**TASK TO COMPLETE:** Write out the entire listing below exactly as it appears, minus any pictures.

**MATERIAL PROVIDED:**
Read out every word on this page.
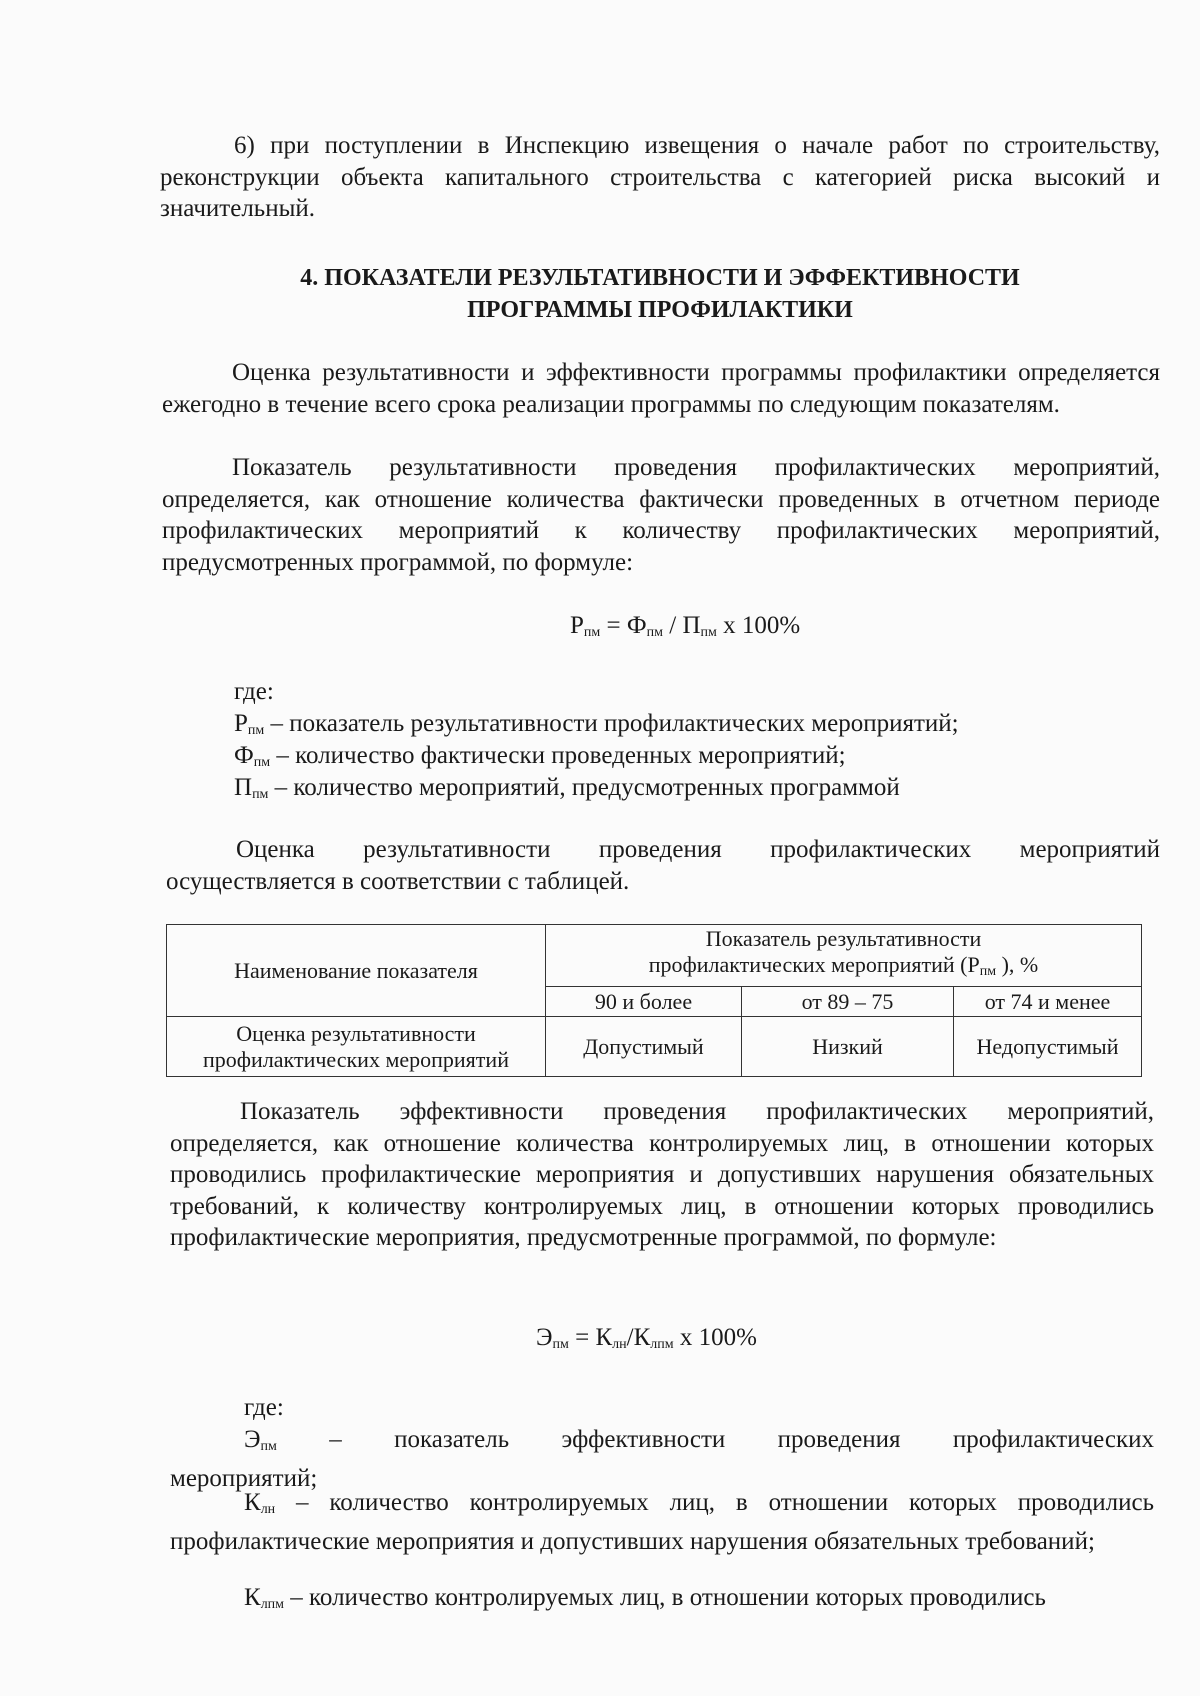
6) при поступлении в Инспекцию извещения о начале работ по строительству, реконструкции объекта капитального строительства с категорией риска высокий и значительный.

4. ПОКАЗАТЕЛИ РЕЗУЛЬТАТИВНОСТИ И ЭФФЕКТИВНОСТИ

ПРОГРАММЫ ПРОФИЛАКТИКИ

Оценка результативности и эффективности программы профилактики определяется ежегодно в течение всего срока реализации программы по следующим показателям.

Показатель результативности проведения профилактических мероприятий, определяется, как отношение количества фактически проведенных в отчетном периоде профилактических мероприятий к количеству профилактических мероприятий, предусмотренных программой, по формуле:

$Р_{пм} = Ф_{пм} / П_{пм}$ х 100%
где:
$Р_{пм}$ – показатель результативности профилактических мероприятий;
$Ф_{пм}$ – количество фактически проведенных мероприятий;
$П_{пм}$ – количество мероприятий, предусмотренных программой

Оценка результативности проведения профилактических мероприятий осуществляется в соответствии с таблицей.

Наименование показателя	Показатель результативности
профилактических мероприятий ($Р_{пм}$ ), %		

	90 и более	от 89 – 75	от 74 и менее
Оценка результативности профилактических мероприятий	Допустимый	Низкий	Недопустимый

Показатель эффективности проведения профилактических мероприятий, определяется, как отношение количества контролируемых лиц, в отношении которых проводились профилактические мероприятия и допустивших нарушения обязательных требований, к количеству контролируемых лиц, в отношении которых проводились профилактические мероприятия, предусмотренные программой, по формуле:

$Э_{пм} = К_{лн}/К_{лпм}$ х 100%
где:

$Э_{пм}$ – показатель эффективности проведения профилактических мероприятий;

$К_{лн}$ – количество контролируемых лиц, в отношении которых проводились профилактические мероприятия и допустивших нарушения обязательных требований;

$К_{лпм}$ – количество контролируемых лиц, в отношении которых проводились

**TASK ANSWER:**
Read out every word on this page.
6) при поступлении в Инспекцию извещения о начале работ по строительству, реконструкции объекта капитального строительства с категорией риска высокий и значительный.

4. ПОКАЗАТЕЛИ РЕЗУЛЬТАТИВНОСТИ И ЭФФЕКТИВНОСТИ

ПРОГРАММЫ ПРОФИЛАКТИКИ

Оценка результативности и эффективности программы профилактики определяется ежегодно в течение всего срока реализации программы по следующим показателям.

Показатель результативности проведения профилактических мероприятий, определяется, как отношение количества фактически проведенных в отчетном периоде профилактических мероприятий к количеству профилактических мероприятий, предусмотренных программой, по формуле:

$Р_{пм} = Ф_{пм} / П_{пм}$ х 100%
где:
$Р_{пм}$ – показатель результативности профилактических мероприятий;
$Ф_{пм}$ – количество фактически проведенных мероприятий;
$П_{пм}$ – количество мероприятий, предусмотренных программой

Оценка результативности проведения профилактических мероприятий осуществляется в соответствии с таблицей.

Наименование показателя	Показатель результативности
профилактических мероприятий ($Р_{пм}$ ), %		

	90 и более	от 89 – 75	от 74 и менее
Оценка результативности профилактических мероприятий	Допустимый	Низкий	Недопустимый

Показатель эффективности проведения профилактических мероприятий, определяется, как отношение количества контролируемых лиц, в отношении которых проводились профилактические мероприятия и допустивших нарушения обязательных требований, к количеству контролируемых лиц, в отношении которых проводились профилактические мероприятия, предусмотренные программой, по формуле:

$Э_{пм} = К_{лн}/К_{лпм}$ х 100%
где:

$Э_{пм}$ – показатель эффективности проведения профилактических мероприятий;

$К_{лн}$ – количество контролируемых лиц, в отношении которых проводились профилактические мероприятия и допустивших нарушения обязательных требований;

$К_{лпм}$ – количество контролируемых лиц, в отношении которых проводились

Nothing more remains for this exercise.